Start of Exercise text
Black Friday sales used to require standing in line and battling crowds. This year, there were $7.4 billion in online sales on Black Friday. Now that your employees are back at work, they are likely to continue shopping online. Last year’s Cyber Monday brought $7.9 billion in sales, and that doesn’t happen without people buying during the workday. It may drive you nuts, but here’s a word of advice:
Let them.
Yes, it may be frustrating that you spot a website open on someone’s computer or that everyone’s talking about the best deals on the season’s hottest toys. Forbes even recommends that you do your travel planning today for super deals. But, shopping on one day out of the year does not make a person a bad employee. Not shopping on Cyber Monday does not make someone a good employee.
To keep reading, click here: It’s Cyber Monday and Your Employees are Shopping at Their Desks
I don’t agree that managers should join their employees in doing online shopping at work on Cyber Monday, but do agree that they should ignore it unless it seriously interferes with business.
End of Exercise text
Start of Provided material
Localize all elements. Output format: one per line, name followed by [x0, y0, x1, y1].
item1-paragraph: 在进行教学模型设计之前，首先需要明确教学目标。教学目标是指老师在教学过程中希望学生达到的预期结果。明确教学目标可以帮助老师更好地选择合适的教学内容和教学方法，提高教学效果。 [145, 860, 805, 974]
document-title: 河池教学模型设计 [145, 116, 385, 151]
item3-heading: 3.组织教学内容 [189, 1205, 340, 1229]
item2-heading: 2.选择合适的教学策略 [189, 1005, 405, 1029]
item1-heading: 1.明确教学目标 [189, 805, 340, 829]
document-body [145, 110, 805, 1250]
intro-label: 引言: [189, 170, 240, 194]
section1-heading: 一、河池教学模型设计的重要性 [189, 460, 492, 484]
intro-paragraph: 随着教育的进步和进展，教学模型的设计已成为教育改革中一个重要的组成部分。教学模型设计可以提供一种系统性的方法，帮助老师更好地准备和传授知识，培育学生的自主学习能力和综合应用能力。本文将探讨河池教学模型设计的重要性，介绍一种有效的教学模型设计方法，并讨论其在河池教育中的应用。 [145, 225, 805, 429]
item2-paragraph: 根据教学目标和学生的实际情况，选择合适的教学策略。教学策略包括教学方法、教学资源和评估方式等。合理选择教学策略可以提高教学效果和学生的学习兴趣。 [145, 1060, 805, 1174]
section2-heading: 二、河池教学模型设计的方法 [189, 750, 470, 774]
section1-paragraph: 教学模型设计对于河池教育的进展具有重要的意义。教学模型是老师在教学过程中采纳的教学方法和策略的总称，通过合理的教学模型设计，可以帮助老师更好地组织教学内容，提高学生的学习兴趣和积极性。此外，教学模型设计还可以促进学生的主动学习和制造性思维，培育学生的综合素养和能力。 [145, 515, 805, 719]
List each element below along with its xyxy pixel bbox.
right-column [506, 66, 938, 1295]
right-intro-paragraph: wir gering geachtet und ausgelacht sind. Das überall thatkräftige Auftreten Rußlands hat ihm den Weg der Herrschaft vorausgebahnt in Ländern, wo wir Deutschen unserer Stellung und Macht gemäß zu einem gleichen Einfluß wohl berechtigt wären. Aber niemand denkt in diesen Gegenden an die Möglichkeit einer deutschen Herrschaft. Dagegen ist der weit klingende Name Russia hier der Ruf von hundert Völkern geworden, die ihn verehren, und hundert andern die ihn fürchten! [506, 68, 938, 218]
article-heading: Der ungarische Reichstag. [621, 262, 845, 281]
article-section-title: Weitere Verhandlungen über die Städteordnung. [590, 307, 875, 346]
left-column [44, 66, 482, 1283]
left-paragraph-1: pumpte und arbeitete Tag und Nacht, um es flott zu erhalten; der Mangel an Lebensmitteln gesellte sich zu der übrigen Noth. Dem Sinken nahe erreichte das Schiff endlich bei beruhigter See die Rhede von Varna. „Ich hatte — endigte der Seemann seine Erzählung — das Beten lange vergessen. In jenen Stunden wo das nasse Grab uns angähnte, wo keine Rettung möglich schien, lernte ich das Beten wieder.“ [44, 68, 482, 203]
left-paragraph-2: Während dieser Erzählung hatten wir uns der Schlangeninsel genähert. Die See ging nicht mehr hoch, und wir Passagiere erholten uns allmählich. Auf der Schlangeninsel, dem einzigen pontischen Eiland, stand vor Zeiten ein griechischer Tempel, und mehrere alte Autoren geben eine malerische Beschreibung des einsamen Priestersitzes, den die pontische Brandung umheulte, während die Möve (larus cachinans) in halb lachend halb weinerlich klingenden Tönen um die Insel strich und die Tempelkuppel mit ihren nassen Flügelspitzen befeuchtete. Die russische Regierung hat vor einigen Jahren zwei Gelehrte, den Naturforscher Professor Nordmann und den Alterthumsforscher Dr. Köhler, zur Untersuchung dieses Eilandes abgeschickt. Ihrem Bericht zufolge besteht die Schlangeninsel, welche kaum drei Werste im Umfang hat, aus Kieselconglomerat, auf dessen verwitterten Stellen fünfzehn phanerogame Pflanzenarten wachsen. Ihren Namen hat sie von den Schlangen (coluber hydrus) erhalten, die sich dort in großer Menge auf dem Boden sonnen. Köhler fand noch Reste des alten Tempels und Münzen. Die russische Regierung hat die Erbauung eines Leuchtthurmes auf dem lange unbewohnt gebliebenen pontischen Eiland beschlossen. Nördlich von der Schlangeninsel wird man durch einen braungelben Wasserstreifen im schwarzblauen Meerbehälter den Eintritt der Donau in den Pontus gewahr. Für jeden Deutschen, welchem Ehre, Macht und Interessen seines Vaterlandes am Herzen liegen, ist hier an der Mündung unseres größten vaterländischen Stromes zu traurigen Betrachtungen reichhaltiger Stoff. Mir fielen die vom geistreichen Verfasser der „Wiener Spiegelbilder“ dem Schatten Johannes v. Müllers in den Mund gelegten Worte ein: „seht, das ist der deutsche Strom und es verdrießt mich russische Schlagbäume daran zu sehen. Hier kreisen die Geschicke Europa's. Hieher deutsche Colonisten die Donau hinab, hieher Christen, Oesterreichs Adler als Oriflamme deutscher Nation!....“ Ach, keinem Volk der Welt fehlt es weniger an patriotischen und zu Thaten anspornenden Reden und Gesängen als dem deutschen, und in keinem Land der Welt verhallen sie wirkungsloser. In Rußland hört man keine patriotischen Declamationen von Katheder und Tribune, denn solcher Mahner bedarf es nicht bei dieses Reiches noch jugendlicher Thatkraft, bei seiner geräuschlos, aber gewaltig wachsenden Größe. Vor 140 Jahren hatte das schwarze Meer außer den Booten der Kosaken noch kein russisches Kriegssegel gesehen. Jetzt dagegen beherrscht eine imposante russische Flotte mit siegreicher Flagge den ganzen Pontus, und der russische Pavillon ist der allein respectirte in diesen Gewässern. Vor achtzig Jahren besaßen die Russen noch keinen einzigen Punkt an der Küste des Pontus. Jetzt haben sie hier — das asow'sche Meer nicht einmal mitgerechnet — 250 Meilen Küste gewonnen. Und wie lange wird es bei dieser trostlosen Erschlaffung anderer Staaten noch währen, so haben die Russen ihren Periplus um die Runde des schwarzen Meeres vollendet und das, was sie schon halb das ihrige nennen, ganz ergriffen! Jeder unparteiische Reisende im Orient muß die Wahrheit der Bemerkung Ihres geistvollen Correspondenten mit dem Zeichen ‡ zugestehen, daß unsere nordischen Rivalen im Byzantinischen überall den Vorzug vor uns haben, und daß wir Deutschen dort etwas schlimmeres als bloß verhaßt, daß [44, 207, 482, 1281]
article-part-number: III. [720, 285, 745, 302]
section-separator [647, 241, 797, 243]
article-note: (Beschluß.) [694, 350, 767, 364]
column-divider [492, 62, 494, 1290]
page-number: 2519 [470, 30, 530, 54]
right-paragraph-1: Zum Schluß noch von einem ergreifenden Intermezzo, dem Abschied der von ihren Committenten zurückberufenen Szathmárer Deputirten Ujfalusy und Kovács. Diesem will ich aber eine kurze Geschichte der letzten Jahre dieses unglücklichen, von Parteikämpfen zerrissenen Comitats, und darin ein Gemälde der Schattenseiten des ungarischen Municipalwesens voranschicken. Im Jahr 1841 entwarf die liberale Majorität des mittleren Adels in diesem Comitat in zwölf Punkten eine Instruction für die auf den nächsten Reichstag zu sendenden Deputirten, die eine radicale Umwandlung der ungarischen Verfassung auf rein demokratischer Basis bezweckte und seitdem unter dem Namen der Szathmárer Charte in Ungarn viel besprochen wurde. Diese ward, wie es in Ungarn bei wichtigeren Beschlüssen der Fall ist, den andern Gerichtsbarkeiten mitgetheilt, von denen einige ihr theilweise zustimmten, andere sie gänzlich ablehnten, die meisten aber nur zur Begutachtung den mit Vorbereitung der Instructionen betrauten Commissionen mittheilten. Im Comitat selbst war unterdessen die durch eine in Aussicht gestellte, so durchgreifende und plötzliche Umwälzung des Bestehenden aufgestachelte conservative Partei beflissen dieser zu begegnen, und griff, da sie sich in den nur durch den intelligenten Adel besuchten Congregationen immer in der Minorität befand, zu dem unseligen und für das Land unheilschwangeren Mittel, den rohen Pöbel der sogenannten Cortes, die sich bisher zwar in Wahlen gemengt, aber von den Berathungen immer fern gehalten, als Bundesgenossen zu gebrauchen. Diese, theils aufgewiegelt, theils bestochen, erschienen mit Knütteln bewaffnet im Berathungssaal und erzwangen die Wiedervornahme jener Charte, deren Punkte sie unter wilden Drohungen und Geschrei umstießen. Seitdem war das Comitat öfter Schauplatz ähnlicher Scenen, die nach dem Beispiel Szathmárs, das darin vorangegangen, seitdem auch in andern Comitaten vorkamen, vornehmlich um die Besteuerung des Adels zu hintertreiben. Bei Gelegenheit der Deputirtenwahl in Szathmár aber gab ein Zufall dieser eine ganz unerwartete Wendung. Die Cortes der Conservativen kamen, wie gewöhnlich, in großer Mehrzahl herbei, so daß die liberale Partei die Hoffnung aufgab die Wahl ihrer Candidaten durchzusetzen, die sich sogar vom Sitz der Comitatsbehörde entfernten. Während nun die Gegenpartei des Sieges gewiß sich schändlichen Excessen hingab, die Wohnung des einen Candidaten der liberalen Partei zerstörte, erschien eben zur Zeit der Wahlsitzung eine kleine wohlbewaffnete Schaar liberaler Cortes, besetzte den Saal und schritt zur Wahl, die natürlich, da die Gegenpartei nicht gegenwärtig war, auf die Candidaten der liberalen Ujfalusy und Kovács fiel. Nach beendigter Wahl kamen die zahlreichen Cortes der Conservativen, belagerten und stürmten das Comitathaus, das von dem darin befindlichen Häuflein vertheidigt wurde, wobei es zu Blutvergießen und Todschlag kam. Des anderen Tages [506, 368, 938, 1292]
End of Provided material
### What this exercise asks:
#1 Repeat the passage of the Cyber Monday article from "Yes, it may" to "a good employee.".
#2 Answer these questions using the Cyber Monday article:
(a) How much was sold online on Black Friday this year?
(b) How much did last year's Cyber Monday bring in sales?
(c) What does Forbes recommend doing today?
#3 Continue the Cyber Monday article from its final sentence.

### Written responses:
#1
Yes, it may be frustrating that you spot a website open on someone’s computer or that everyone’s talking about the best deals on the season’s hottest toys. Forbes even recommends that you do your travel planning today for super deals. But, shopping on one day out of the year does not make a person a bad employee. Not shopping on Cyber Monday does not make someone a good employee.

#2
(a) $7.4 billion
(b) $7.9 billion
(c) Doing your travel planning for super deals

#3
Obviously, this workplace is a “white-collar” desk job, where employees perform daily job activity using the company computers. In this type of situation, I am assuming that productivity is not measured in non-stop job-related activity but end results, so these employees will have time in their “paid” work hours to do personal activities on their computers.
I personally take a more negative view of this, since these employees are on company-paid time and should be only doing company job-related work during that time, as this highlights a major flaw in job-efficiency time use. A tighter hourly schedule based on job needs could be utilized to save labor dollars if the employees have that much flexibility to loaf on company time. Okay, sounds miserly (almost Scroogelike) but this is the attitude forced on retail workers–scheduled to work when the company designates need, with no free time during paid company time. I say–do your personal shopping during the off-the-clock time, not while on the clock being paid to work. Sorry to be such a Scrooge but those same employees doing the shopping on company time, just came back from a 4 day weekend which had a paid holiday also and they most probably spend that weekend shopping more than spending time with their families.